Exercise brief. Without the images, write out the whole listing exactly.
-- START OF Dataset records --
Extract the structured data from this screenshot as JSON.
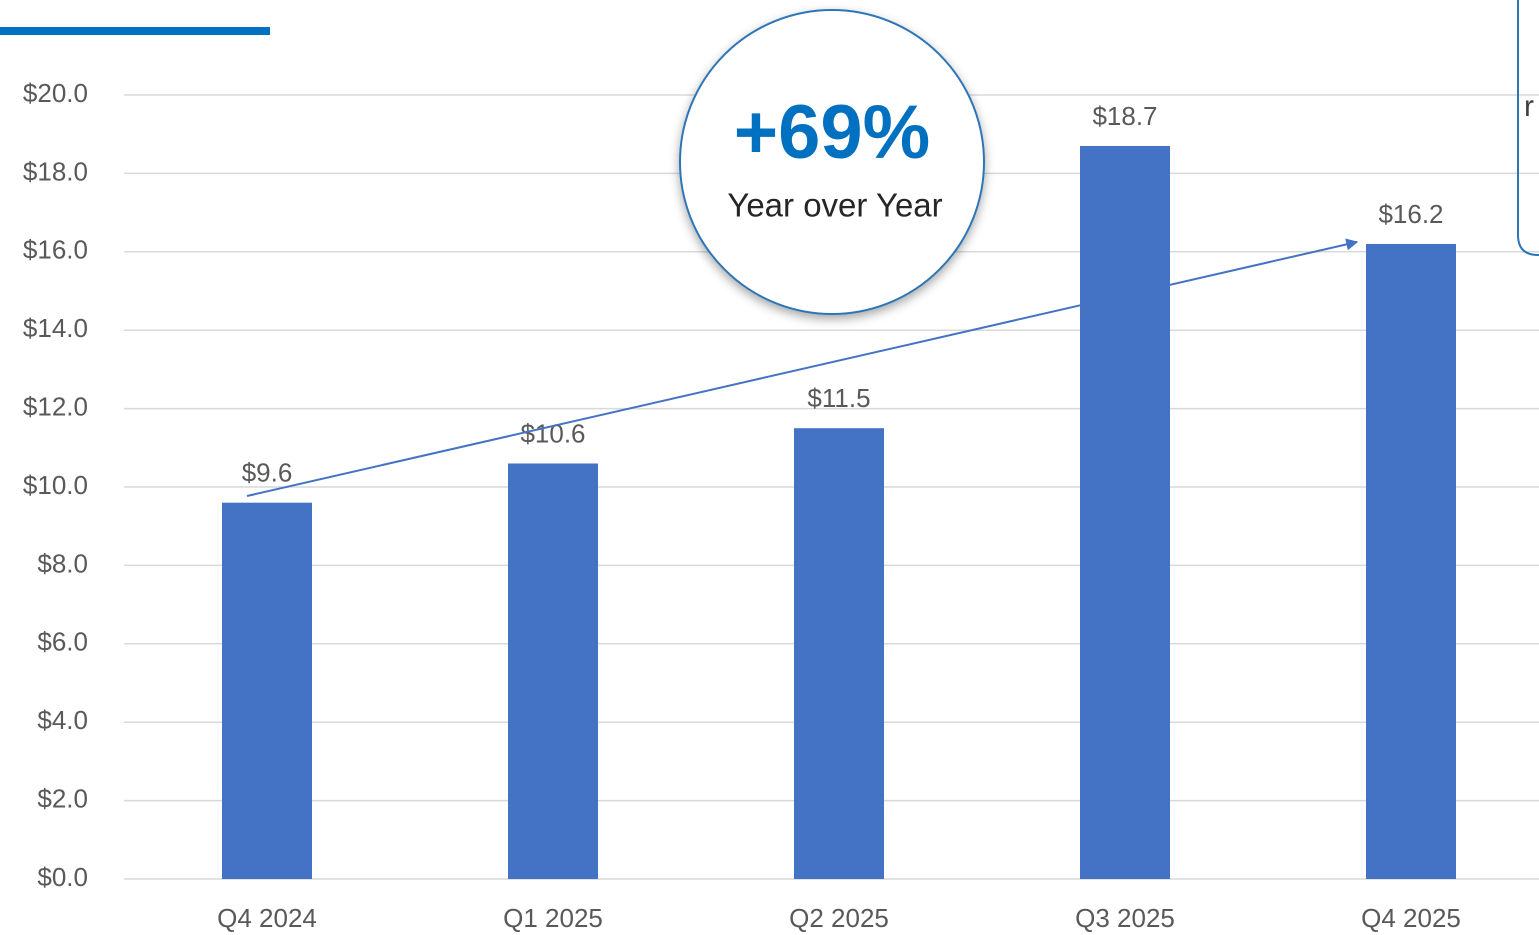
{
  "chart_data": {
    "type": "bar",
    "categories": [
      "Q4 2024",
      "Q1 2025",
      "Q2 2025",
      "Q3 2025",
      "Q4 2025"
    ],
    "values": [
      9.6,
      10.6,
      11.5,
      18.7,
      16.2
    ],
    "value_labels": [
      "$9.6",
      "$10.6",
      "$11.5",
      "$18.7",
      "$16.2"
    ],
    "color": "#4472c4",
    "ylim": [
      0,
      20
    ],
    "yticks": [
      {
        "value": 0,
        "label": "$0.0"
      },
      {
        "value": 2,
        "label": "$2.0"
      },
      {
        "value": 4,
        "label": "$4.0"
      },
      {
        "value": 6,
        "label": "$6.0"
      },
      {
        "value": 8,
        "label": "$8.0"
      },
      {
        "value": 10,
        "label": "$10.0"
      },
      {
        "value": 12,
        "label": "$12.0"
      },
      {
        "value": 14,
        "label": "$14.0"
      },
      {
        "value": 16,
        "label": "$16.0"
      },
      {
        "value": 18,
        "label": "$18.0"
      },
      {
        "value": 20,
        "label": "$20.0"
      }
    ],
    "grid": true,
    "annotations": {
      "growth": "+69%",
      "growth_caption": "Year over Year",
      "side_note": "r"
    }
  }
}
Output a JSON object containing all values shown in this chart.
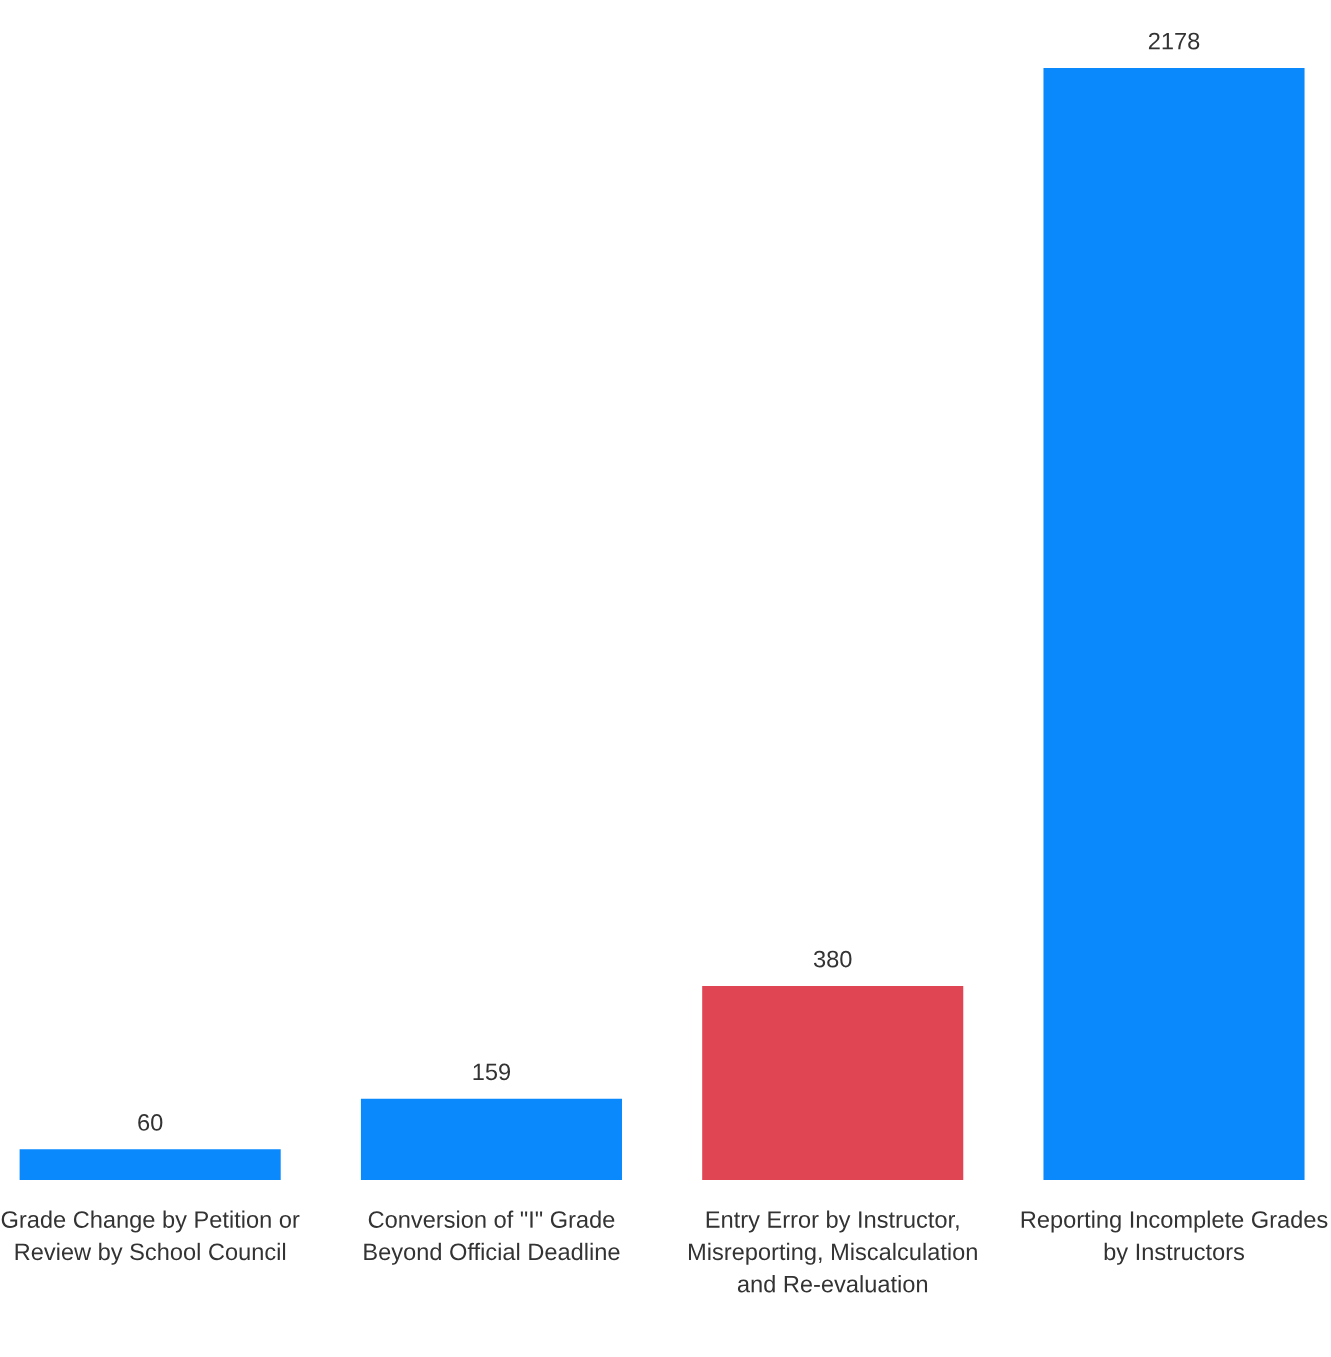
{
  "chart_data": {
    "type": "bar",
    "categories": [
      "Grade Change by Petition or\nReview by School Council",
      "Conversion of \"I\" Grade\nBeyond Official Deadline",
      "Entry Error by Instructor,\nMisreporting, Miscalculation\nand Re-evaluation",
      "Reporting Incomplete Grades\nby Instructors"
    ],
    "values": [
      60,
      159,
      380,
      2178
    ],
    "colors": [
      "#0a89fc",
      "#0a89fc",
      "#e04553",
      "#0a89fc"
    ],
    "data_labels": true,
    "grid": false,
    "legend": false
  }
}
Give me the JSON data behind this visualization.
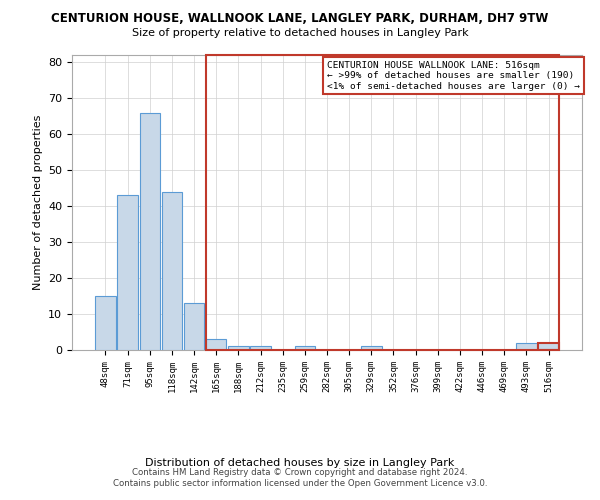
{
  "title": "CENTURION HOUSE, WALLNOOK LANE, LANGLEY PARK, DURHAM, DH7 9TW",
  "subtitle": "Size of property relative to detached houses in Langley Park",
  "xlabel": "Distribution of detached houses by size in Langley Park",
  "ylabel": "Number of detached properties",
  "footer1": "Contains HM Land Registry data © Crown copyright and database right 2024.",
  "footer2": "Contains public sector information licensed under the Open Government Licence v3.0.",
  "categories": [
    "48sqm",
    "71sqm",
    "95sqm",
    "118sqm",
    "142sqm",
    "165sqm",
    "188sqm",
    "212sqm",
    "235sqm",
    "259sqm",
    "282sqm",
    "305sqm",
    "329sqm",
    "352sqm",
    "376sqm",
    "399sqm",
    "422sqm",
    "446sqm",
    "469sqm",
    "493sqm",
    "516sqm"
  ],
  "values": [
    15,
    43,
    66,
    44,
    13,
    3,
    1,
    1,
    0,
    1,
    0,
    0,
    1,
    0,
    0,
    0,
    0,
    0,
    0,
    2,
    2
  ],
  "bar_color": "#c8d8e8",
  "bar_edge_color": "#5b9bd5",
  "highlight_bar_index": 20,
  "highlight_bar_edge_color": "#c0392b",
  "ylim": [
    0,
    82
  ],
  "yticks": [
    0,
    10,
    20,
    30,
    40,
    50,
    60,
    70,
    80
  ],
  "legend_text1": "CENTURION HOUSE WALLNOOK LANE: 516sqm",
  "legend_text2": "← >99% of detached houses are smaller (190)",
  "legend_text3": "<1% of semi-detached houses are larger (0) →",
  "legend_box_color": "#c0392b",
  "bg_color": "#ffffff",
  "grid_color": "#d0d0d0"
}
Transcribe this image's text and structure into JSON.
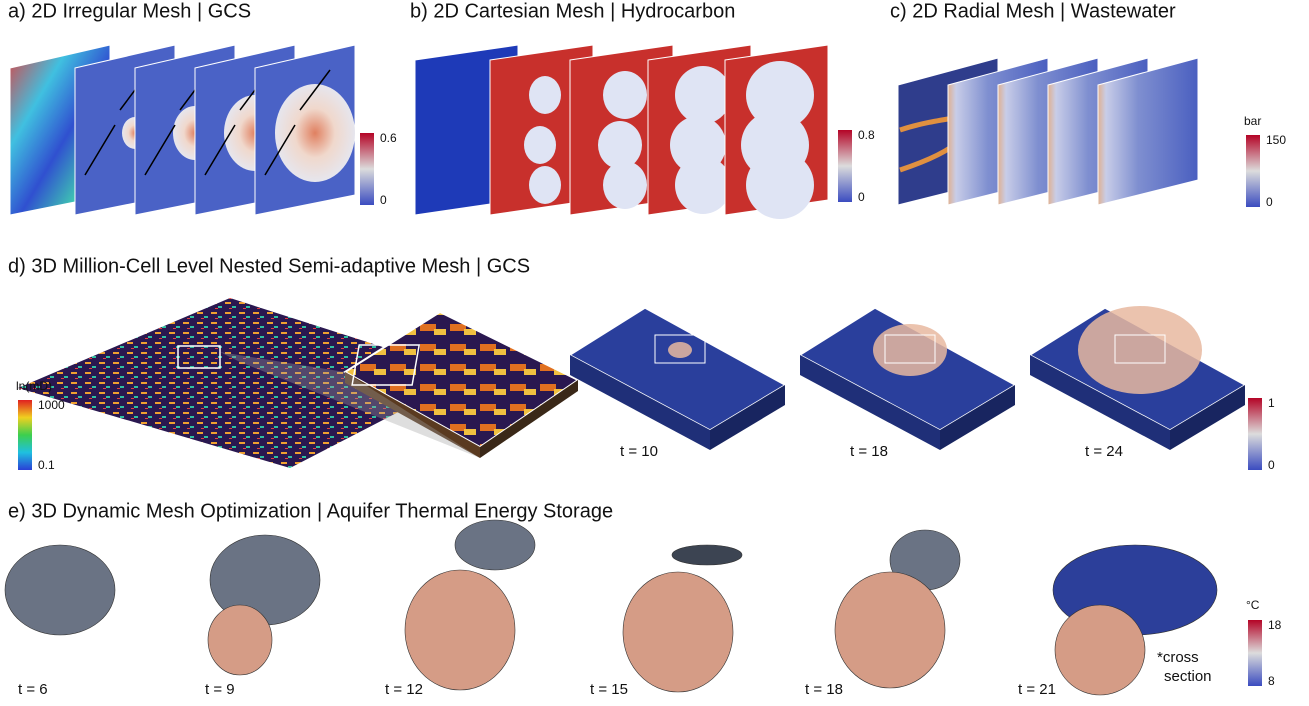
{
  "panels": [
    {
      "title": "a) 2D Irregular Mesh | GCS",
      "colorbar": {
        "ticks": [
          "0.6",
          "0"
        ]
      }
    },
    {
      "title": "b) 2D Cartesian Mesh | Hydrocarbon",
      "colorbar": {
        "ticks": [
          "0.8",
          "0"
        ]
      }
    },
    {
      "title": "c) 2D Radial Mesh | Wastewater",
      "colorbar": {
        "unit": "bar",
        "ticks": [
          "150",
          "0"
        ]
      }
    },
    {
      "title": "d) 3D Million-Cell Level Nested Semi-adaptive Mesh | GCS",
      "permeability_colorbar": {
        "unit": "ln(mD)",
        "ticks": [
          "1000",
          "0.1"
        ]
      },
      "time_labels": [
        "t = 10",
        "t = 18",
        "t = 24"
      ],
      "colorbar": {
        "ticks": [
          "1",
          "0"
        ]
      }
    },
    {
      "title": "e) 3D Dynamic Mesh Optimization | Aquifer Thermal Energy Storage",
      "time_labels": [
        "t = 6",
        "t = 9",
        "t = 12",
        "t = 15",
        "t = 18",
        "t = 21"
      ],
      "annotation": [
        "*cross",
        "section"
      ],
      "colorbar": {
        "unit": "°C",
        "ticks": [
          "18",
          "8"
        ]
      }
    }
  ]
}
-- END OF Dataset records --
Answer for this exercise.
Extract the structured data from this screenshot as JSON.
{
  "chart_data": {
    "type": "bar",
    "categories": [
      "Q4 2024",
      "Q1 2025",
      "Q2 2025",
      "Q3 2025",
      "Q4 2025"
    ],
    "values": [
      9.6,
      10.6,
      11.5,
      18.7,
      16.2
    ],
    "value_labels": [
      "$9.6",
      "$10.6",
      "$11.5",
      "$18.7",
      "$16.2"
    ],
    "color": "#4472c4",
    "ylim": [
      0,
      20
    ],
    "yticks": [
      {
        "value": 0,
        "label": "$0.0"
      },
      {
        "value": 2,
        "label": "$2.0"
      },
      {
        "value": 4,
        "label": "$4.0"
      },
      {
        "value": 6,
        "label": "$6.0"
      },
      {
        "value": 8,
        "label": "$8.0"
      },
      {
        "value": 10,
        "label": "$10.0"
      },
      {
        "value": 12,
        "label": "$12.0"
      },
      {
        "value": 14,
        "label": "$14.0"
      },
      {
        "value": 16,
        "label": "$16.0"
      },
      {
        "value": 18,
        "label": "$18.0"
      },
      {
        "value": 20,
        "label": "$20.0"
      }
    ],
    "grid": true,
    "annotations": {
      "growth": "+69%",
      "growth_caption": "Year over Year",
      "side_note": "r"
    }
  }
}
Output a JSON object containing all values shown in this chart.
{
  "chart_data": {
    "type": "bar",
    "categories": [
      "Grade Change by Petition or\nReview by School Council",
      "Conversion of \"I\" Grade\nBeyond Official Deadline",
      "Entry Error by Instructor,\nMisreporting, Miscalculation\nand Re-evaluation",
      "Reporting Incomplete Grades\nby Instructors"
    ],
    "values": [
      60,
      159,
      380,
      2178
    ],
    "colors": [
      "#0a89fc",
      "#0a89fc",
      "#e04553",
      "#0a89fc"
    ],
    "data_labels": true,
    "grid": false,
    "legend": false
  }
}
Give me the JSON data behind this visualization.
{
  "title": "CENTURION HOUSE, WALLNOOK LANE, LANGLEY PARK, DURHAM, DH7 9TW",
  "subtitle": "Size of property relative to detached houses in Langley Park",
  "xlabel": "Distribution of detached houses by size in Langley Park",
  "ylabel": "Number of detached properties",
  "footer1": "Contains HM Land Registry data © Crown copyright and database right 2024.",
  "footer2": "Contains public sector information licensed under the Open Government Licence v3.0.",
  "categories": [
    "48sqm",
    "71sqm",
    "95sqm",
    "118sqm",
    "142sqm",
    "165sqm",
    "188sqm",
    "212sqm",
    "235sqm",
    "259sqm",
    "282sqm",
    "305sqm",
    "329sqm",
    "352sqm",
    "376sqm",
    "399sqm",
    "422sqm",
    "446sqm",
    "469sqm",
    "493sqm",
    "516sqm"
  ],
  "values": [
    15,
    43,
    66,
    44,
    13,
    3,
    1,
    1,
    0,
    1,
    0,
    0,
    1,
    0,
    0,
    0,
    0,
    0,
    0,
    2,
    2
  ],
  "bar_color": "#c8d8e8",
  "bar_edge_color": "#5b9bd5",
  "highlight_bar_index": 20,
  "highlight_bar_edge_color": "#c0392b",
  "ylim": [
    0,
    82
  ],
  "yticks": [
    0,
    10,
    20,
    30,
    40,
    50,
    60,
    70,
    80
  ],
  "legend_text1": "CENTURION HOUSE WALLNOOK LANE: 516sqm",
  "legend_text2": "← >99% of detached houses are smaller (190)",
  "legend_text3": "<1% of semi-detached houses are larger (0) →",
  "legend_box_color": "#c0392b",
  "bg_color": "#ffffff",
  "grid_color": "#d0d0d0"
}
Transcribe this image's text and structure into JSON.
{
  "panels": [
    {
      "title": "a) 2D Irregular Mesh | GCS",
      "colorbar": {
        "ticks": [
          "0.6",
          "0"
        ]
      }
    },
    {
      "title": "b) 2D Cartesian Mesh | Hydrocarbon",
      "colorbar": {
        "ticks": [
          "0.8",
          "0"
        ]
      }
    },
    {
      "title": "c) 2D Radial Mesh | Wastewater",
      "colorbar": {
        "unit": "bar",
        "ticks": [
          "150",
          "0"
        ]
      }
    },
    {
      "title": "d) 3D Million-Cell Level Nested Semi-adaptive Mesh | GCS",
      "permeability_colorbar": {
        "unit": "ln(mD)",
        "ticks": [
          "1000",
          "0.1"
        ]
      },
      "time_labels": [
        "t = 10",
        "t = 18",
        "t = 24"
      ],
      "colorbar": {
        "ticks": [
          "1",
          "0"
        ]
      }
    },
    {
      "title": "e) 3D Dynamic Mesh Optimization | Aquifer Thermal Energy Storage",
      "time_labels": [
        "t = 6",
        "t = 9",
        "t = 12",
        "t = 15",
        "t = 18",
        "t = 21"
      ],
      "annotation": [
        "*cross",
        "section"
      ],
      "colorbar": {
        "unit": "°C",
        "ticks": [
          "18",
          "8"
        ]
      }
    }
  ]
}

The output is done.